__Selected text__:
◆ ◆ ◆ ◆ ◆ ◆ ◆

I am taking a course that introduced me to sklearn.ensemble.RandomForestClassifier. At first it uses n_estimators with the default value of 10 and the resulting accuracy turns out to be around 0.28. If I change n_estimators to 15, the accuracy goes to 0.32
Here's some of the code:
pl = Pipeline([
('union', FeatureUnion(
transformer_list = [
('numeric_features', Pipeline([
('selector', get_numeric_data),
('imputer', Imputer())
])),
('text_features', Pipeline([
('selector', get_text_data),
('vectorizer', CountVectorizer())
]))
]
)),
('clf', RandomForestClassifier())
])
I thought that increasing the number of trees (n_estimators) in the RandomForestClassifier would give a better accuracy, but sometimes if I use a value of 100 I can get between 0.30 and 0.32. Could someone please explain? How do you find which is the smallest value for getting the highest possible accuracy?

◆ ◆ ◆ ◆ ◆ ◆ ◆

__Data excerpts__:
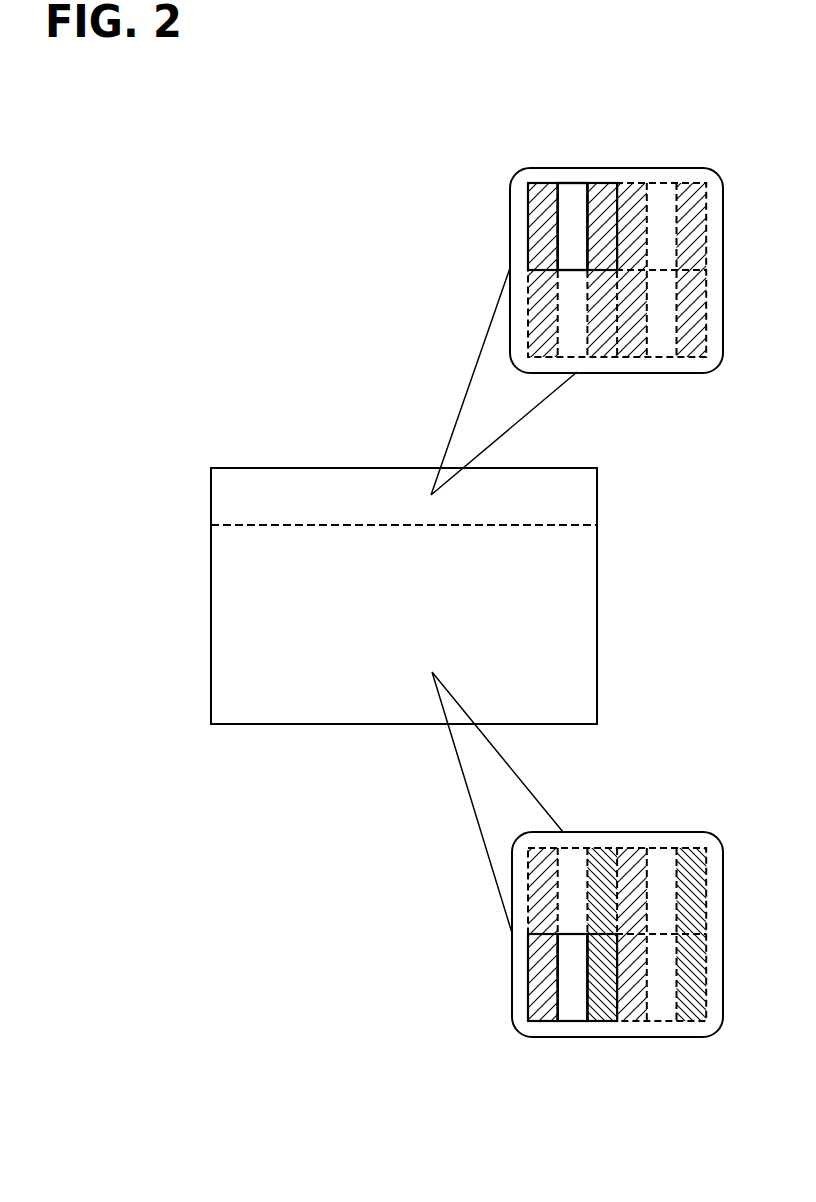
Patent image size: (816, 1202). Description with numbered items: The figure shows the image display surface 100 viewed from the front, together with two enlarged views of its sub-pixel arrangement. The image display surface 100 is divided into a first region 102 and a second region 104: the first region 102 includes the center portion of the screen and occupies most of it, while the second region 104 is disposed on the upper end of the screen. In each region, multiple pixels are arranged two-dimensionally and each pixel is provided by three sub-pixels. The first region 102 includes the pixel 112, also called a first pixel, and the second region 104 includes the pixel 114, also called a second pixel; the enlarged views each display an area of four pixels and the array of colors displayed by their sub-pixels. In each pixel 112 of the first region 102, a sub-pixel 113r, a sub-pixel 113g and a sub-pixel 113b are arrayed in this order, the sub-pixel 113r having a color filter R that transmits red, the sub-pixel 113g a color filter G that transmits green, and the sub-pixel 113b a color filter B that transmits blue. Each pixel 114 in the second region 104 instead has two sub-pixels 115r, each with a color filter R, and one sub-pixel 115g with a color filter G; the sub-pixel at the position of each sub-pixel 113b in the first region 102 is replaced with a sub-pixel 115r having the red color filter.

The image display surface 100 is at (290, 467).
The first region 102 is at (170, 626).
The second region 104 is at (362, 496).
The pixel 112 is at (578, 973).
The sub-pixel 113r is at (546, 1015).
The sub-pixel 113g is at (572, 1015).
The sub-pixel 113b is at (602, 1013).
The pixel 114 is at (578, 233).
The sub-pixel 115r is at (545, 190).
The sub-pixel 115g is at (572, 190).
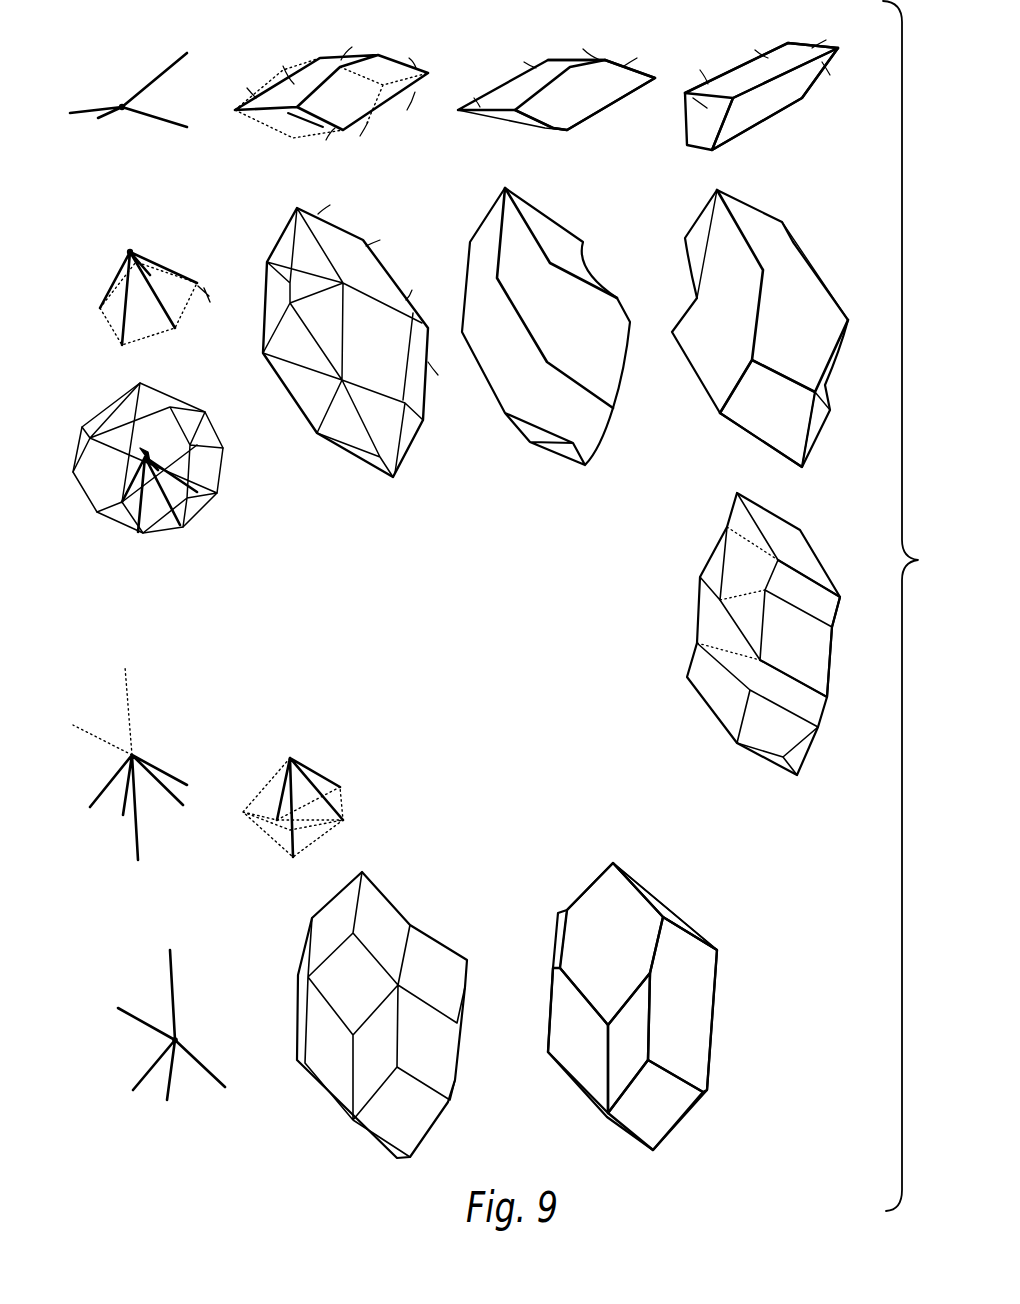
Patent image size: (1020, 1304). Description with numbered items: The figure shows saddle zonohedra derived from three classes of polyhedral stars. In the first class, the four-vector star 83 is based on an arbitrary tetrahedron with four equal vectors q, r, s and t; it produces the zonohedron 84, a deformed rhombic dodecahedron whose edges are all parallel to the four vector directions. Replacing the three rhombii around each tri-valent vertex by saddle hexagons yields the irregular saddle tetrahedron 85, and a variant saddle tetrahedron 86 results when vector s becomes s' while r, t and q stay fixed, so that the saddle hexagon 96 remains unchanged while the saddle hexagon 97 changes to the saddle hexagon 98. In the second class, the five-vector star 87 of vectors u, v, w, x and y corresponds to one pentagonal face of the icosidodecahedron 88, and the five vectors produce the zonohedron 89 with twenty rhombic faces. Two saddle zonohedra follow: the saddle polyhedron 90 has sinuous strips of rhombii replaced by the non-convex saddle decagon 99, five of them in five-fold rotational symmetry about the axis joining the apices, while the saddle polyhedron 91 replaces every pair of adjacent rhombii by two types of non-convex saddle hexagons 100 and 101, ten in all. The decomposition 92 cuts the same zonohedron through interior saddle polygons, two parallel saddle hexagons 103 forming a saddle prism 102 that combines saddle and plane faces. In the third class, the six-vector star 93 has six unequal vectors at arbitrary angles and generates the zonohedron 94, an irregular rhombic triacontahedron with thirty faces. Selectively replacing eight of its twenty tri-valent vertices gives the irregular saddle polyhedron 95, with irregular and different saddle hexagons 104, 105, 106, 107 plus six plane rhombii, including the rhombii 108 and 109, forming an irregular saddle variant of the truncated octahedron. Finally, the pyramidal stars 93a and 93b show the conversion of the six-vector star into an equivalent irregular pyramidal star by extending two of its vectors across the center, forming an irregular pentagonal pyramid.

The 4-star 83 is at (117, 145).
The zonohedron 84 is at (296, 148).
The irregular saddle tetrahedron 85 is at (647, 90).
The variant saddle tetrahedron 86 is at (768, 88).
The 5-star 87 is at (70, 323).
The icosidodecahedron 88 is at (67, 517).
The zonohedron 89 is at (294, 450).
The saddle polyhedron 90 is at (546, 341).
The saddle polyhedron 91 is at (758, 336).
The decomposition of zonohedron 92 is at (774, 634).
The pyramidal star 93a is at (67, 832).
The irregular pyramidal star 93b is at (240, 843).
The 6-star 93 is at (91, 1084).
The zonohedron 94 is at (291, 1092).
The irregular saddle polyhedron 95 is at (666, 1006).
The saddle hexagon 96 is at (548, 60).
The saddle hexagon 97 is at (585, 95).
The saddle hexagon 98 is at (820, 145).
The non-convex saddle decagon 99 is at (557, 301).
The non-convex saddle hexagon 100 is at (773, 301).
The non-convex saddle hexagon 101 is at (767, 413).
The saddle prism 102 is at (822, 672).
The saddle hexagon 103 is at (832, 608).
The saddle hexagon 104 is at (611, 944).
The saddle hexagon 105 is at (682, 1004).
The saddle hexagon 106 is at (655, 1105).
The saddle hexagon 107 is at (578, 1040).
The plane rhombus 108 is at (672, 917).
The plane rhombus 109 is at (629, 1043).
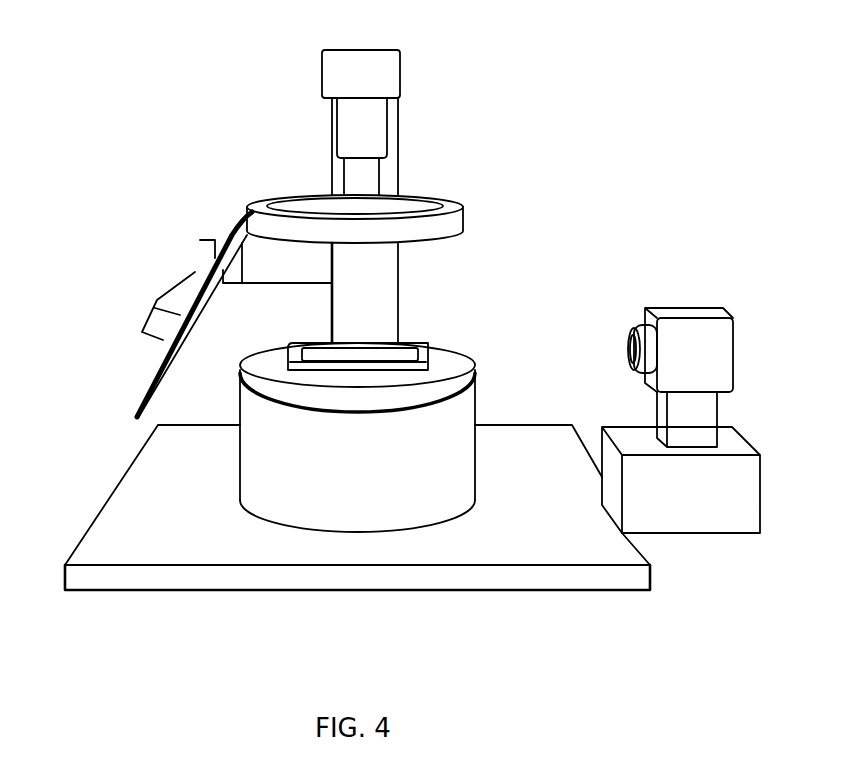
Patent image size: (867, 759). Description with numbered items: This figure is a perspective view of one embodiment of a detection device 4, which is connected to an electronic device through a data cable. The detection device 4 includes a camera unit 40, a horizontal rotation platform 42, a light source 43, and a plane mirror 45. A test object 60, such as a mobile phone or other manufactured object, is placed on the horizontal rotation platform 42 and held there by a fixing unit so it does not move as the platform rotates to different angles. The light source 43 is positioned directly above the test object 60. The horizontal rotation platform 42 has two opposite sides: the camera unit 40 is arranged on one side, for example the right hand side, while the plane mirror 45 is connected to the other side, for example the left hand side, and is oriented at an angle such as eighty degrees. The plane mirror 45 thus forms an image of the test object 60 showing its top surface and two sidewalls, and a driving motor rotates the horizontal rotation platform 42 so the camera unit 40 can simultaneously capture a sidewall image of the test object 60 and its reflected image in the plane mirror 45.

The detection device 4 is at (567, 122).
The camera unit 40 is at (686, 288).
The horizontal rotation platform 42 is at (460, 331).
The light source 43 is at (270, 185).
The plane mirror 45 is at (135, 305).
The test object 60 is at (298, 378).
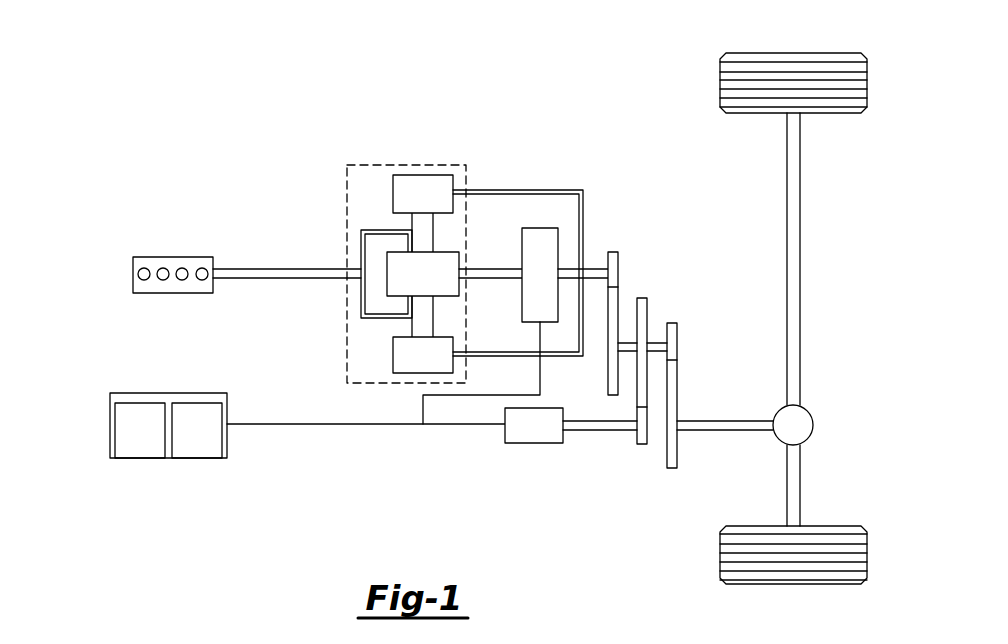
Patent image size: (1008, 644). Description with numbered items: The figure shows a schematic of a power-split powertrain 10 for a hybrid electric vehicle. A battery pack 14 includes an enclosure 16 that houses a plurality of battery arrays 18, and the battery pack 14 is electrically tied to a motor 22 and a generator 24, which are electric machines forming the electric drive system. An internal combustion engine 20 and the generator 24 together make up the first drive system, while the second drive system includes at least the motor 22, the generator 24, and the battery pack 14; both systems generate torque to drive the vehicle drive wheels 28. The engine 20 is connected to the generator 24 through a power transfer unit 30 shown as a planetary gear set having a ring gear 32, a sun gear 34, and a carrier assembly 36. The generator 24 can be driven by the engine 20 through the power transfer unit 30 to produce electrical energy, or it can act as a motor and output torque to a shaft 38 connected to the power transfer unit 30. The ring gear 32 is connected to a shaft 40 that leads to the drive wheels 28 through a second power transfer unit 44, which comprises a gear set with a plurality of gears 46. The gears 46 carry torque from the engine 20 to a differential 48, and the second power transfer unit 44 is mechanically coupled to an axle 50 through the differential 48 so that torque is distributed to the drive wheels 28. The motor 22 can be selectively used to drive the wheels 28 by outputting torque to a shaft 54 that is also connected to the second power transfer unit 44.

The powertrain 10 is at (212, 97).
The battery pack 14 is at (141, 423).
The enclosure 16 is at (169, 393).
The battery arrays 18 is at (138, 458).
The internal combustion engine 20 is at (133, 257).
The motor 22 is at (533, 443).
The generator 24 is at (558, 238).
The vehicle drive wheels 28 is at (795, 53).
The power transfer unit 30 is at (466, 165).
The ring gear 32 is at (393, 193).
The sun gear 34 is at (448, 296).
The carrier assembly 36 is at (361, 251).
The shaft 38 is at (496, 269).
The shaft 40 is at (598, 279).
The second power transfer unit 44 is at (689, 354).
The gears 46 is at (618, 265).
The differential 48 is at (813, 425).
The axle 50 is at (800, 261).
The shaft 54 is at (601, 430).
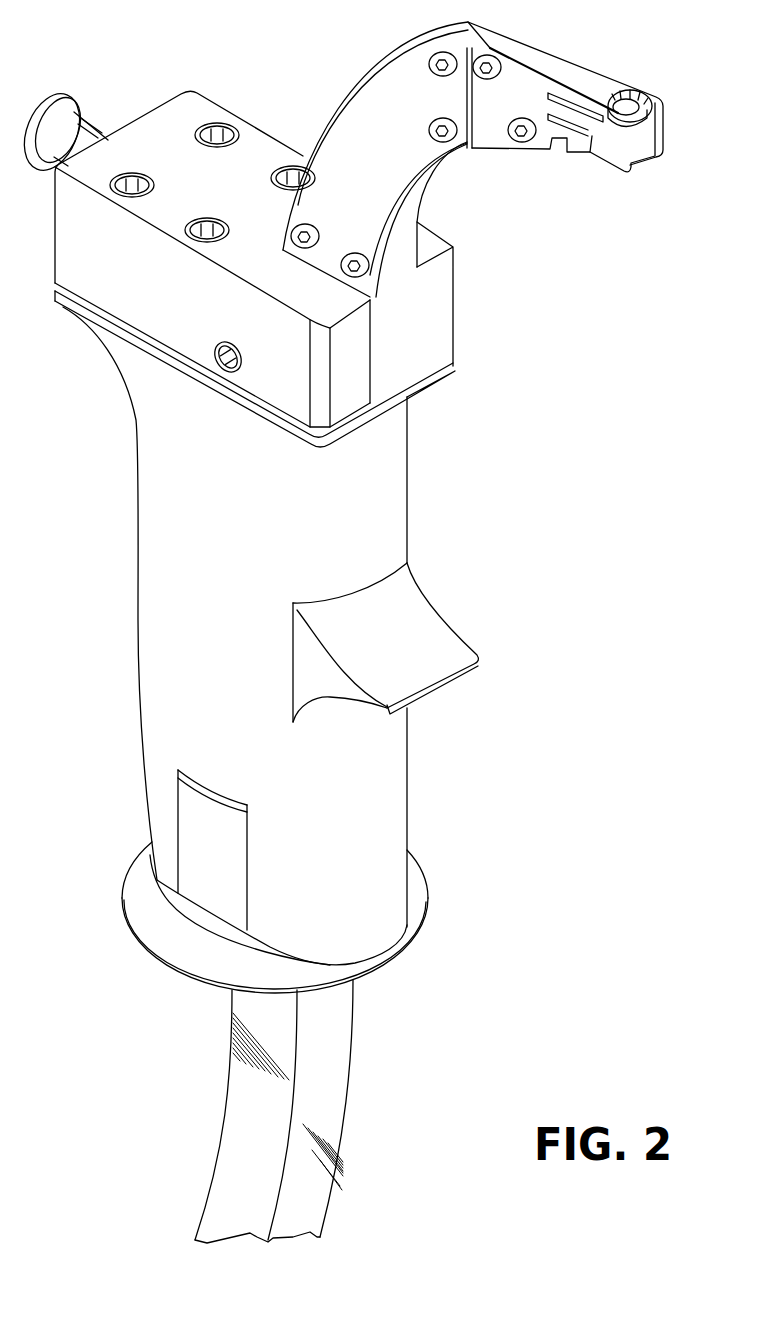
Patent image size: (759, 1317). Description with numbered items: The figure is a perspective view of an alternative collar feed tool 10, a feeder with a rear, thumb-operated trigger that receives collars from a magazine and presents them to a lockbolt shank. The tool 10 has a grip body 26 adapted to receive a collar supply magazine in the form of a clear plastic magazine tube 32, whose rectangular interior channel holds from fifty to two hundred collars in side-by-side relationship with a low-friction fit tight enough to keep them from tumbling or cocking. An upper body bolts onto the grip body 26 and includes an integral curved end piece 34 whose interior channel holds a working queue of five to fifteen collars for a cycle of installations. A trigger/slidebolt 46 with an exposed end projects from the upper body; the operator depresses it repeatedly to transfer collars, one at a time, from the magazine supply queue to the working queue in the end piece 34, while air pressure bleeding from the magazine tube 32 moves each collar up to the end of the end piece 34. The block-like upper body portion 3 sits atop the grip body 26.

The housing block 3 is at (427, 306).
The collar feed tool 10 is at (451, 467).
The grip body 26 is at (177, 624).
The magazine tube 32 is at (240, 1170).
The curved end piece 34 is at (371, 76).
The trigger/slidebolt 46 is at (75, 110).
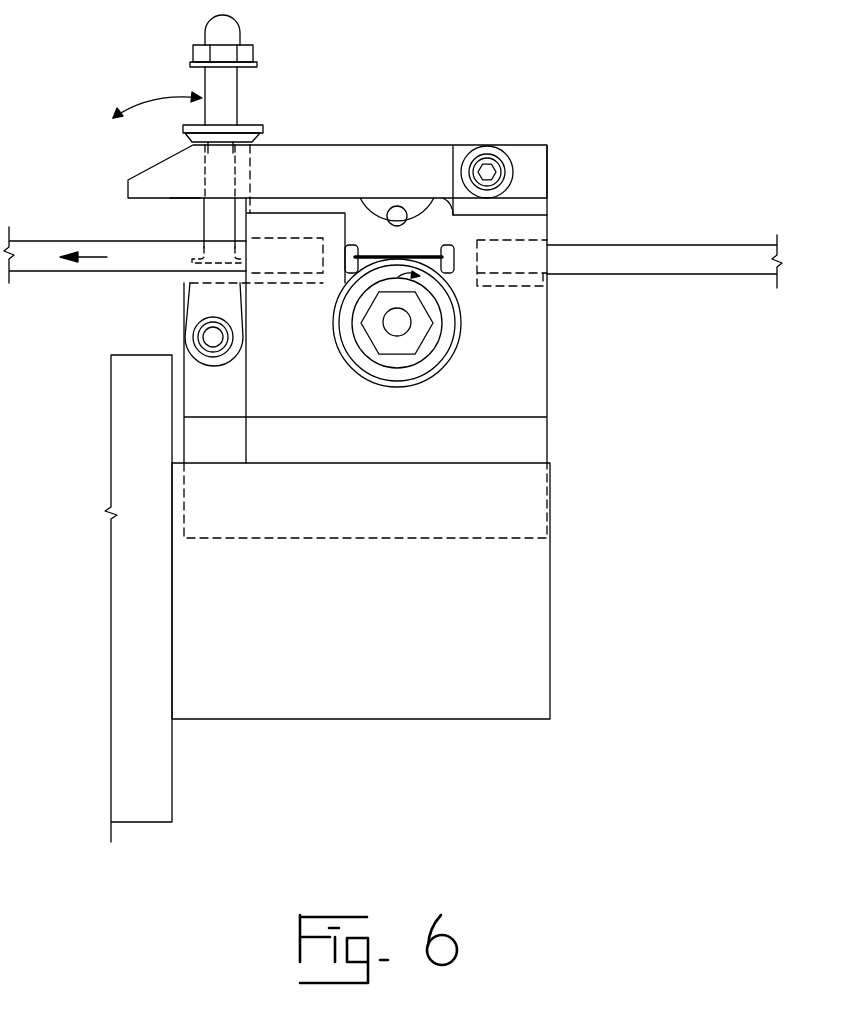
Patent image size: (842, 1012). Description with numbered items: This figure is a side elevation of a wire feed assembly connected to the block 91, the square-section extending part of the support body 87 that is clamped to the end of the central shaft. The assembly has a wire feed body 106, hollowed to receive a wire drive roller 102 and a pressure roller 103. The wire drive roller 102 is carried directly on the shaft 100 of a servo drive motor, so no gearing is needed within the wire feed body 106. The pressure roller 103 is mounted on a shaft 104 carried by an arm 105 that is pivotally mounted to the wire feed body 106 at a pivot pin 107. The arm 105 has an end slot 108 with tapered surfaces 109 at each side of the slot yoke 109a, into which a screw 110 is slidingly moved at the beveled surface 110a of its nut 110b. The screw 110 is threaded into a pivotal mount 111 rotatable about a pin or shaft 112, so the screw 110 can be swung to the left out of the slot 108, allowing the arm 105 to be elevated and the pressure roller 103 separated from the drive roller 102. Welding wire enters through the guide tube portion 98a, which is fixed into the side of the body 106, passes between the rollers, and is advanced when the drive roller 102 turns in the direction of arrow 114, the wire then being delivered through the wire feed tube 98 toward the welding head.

◆ ◆ ◆ ◆ ◆ ◆ ◆

__Given problem 1__: Can you reproduce the random forest question word for word from "I am taking" to "('imputer', Imputer())"?
__Given problem 2__: Could you swap "enlarged" for "magnified" in the records, from their start to the line with "The second region 104 is at (362, 496).", and give only those lines back otherwise unchanged, leaving out the pictures?

__Task output 1__:
I am taking a course that introduced me to sklearn.ensemble.RandomForestClassifier. At first it uses n_estimators with the default value of 10 and the resulting accuracy turns out to be around 0.28. If I change n_estimators to 15, the accuracy goes to 0.32
Here's some of the code:
pl = Pipeline([
('union', FeatureUnion(
transformer_list = [
('numeric_features', Pipeline([
('selector', get_numeric_data),
('imputer', Imputer())

__Task output 2__:
Patent image size: (816, 1202). Description with numbered items: The figure shows the image display surface 100 viewed from the front, together with two magnified views of its sub-pixel arrangement. The image display surface 100 is divided into a first region 102 and a second region 104: the first region 102 includes the center portion of the screen and occupies most of it, while the second region 104 is disposed on the upper end of the screen. In each region, multiple pixels are arranged two-dimensionally and each pixel is provided by three sub-pixels. The first region 102 includes the pixel 112, also called a first pixel, and the second region 104 includes the pixel 114, also called a second pixel; the magnified views each display an area of four pixels and the array of colors displayed by their sub-pixels. In each pixel 112 of the first region 102, a sub-pixel 113r, a sub-pixel 113g and a sub-pixel 113b are arrayed in this order, the sub-pixel 113r having a color filter R that transmits red, the sub-pixel 113g a color filter G that transmits green, and the sub-pixel 113b a color filter B that transmits blue. Each pixel 114 in the second region 104 instead has two sub-pixels 115r, each with a color filter R, and one sub-pixel 115g with a color filter G; the sub-pixel at the position of each sub-pixel 113b in the first region 102 is replaced with a sub-pixel 115r having the red color filter.

The image display surface 100 is at (290, 467).
The first region 102 is at (170, 626).
The second region 104 is at (362, 496).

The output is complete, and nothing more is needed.